◆ **Aim**: A line counts if it contains the word "this" at least once. State how many such lines the records contain, giving the number alone.

◆ **Working data**:

+ + + + + + +

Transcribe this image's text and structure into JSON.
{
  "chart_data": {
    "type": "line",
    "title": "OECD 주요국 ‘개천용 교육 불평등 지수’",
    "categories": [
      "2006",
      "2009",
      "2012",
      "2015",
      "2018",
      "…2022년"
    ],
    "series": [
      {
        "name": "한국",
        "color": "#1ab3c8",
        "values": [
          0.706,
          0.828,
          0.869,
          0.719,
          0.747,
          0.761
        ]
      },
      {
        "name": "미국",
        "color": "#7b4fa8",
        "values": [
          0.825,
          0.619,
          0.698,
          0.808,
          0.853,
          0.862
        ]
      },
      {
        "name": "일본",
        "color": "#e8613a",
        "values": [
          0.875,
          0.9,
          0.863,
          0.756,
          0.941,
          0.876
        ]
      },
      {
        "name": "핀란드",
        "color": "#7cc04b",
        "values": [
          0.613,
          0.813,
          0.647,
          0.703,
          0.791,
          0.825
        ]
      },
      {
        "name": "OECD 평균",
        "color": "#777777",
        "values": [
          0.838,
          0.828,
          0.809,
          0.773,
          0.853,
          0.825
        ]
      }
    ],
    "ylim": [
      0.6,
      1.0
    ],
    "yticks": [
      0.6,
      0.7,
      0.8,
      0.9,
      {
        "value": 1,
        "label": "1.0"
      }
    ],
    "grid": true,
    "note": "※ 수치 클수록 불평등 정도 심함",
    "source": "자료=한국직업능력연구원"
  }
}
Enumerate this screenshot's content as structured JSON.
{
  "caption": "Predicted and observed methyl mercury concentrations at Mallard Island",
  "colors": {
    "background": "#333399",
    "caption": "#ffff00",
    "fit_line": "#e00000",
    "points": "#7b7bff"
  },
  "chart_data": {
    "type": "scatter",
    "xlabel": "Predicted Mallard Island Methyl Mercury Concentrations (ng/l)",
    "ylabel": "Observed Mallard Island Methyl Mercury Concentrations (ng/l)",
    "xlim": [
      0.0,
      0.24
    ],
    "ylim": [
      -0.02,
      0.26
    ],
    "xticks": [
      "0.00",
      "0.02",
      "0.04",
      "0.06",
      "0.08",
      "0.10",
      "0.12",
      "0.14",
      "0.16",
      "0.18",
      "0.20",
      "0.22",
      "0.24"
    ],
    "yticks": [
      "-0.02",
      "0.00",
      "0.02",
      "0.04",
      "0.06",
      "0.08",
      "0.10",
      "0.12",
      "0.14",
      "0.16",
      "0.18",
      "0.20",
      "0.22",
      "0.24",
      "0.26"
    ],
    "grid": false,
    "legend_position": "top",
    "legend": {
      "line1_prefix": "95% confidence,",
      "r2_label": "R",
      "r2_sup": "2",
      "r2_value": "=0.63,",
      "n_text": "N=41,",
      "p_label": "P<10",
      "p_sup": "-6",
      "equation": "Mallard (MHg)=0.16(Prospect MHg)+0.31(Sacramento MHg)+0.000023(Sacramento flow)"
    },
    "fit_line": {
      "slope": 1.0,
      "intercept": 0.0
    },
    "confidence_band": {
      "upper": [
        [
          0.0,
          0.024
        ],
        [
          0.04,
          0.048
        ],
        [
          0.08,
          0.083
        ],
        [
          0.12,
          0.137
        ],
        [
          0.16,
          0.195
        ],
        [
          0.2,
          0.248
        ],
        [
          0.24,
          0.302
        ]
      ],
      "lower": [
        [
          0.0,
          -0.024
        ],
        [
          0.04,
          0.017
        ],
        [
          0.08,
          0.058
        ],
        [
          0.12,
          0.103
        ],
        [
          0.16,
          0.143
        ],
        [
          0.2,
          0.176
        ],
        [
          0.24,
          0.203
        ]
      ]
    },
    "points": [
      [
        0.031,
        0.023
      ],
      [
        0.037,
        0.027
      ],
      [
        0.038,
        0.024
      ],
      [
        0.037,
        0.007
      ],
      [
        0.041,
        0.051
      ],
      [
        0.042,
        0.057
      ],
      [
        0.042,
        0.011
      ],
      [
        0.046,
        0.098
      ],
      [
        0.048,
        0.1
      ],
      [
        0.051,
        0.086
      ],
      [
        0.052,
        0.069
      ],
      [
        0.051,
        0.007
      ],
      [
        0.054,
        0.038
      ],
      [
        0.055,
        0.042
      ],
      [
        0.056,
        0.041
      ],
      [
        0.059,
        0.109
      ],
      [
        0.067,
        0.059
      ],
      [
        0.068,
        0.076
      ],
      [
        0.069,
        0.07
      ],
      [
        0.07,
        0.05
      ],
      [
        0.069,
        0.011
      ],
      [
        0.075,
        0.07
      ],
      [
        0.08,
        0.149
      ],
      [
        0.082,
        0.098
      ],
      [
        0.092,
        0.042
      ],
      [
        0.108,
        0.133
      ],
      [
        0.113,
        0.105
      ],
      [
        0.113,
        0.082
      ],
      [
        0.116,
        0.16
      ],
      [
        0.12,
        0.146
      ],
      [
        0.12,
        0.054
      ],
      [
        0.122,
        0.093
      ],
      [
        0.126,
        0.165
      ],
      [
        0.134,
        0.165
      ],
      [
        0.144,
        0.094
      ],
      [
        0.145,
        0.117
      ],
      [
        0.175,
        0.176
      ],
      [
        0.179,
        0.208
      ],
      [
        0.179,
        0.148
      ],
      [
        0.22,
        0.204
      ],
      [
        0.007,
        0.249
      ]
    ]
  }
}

+ + + + + + +

◆ **Exercise output**: 2